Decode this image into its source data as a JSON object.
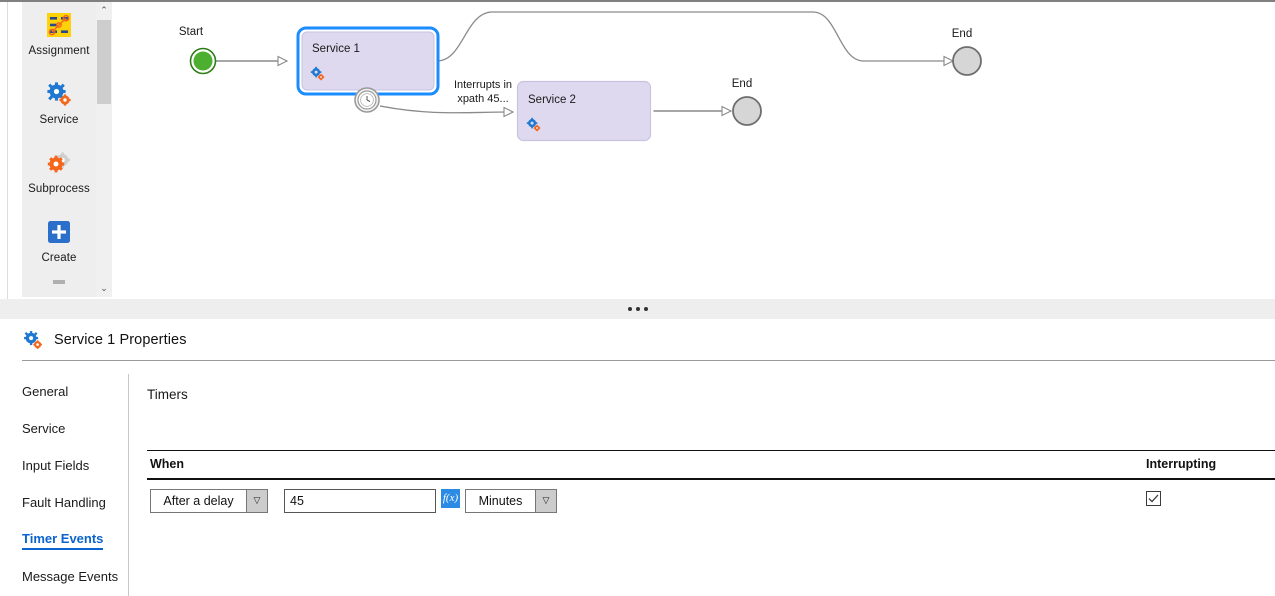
{
  "palette": {
    "items": [
      {
        "label": "Assignment",
        "icon": "assignment-icon"
      },
      {
        "label": "Service",
        "icon": "service-gears-icon"
      },
      {
        "label": "Subprocess",
        "icon": "subprocess-gears-icon"
      },
      {
        "label": "Create",
        "icon": "create-plus-icon"
      }
    ],
    "scrollbar": {
      "up": "⌃",
      "down": "⌄"
    }
  },
  "diagram": {
    "nodes": [
      {
        "id": "start",
        "type": "start-event",
        "label": "Start"
      },
      {
        "id": "service1",
        "type": "service-task",
        "label": "Service 1",
        "selected": true
      },
      {
        "id": "timer",
        "type": "boundary-timer-event",
        "label": ""
      },
      {
        "id": "service2",
        "type": "service-task",
        "label": "Service 2",
        "selected": false
      },
      {
        "id": "end1",
        "type": "end-event",
        "label": "End"
      },
      {
        "id": "end2",
        "type": "end-event",
        "label": "End"
      }
    ],
    "edges": [
      {
        "from": "start",
        "to": "service1",
        "label": ""
      },
      {
        "from": "service1",
        "to": "end2",
        "label": ""
      },
      {
        "from": "timer",
        "to": "service2",
        "label": "Interrupts in\nxpath 45..."
      },
      {
        "from": "service2",
        "to": "end1",
        "label": ""
      }
    ],
    "edge_labels": {
      "timer_line1": "Interrupts in",
      "timer_line2": "xpath 45..."
    },
    "colors": {
      "start_fill": "#4caf2f",
      "start_ring": "#2e7d16",
      "end_fill": "#d6d6d6",
      "end_ring": "#6e6e6e",
      "task_fill": "#ded9ef",
      "task_border": "#c9c2e0",
      "selection": "#1a8cff",
      "connector": "#8a8a8a",
      "gear_blue": "#1f78d1",
      "gear_orange": "#f4661b"
    }
  },
  "splitter": {
    "handle": "drag-handle"
  },
  "properties": {
    "title": "Service 1 Properties",
    "tabs": [
      {
        "label": "General",
        "active": false
      },
      {
        "label": "Service",
        "active": false
      },
      {
        "label": "Input Fields",
        "active": false
      },
      {
        "label": "Fault Handling",
        "active": false
      },
      {
        "label": "Timer Events",
        "active": true
      },
      {
        "label": "Message Events",
        "active": false
      }
    ],
    "content": {
      "section_title": "Timers",
      "table": {
        "columns": [
          "When",
          "Interrupting"
        ],
        "row": {
          "when_select": {
            "value": "After a delay",
            "options": [
              "After a delay"
            ]
          },
          "delay_value": "45",
          "delay_placeholder": "",
          "fx_label": "f(x)",
          "unit_select": {
            "value": "Minutes",
            "options": [
              "Minutes"
            ]
          },
          "interrupting_checked": true
        }
      }
    },
    "accent": "#0b63ce"
  }
}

**********

**OBJECTIVE**
In the listing above, locate each line with "true" and copy it.

**FULL SOLUTION**
        "selected": true
        "active": true
          "interrupting_checked": true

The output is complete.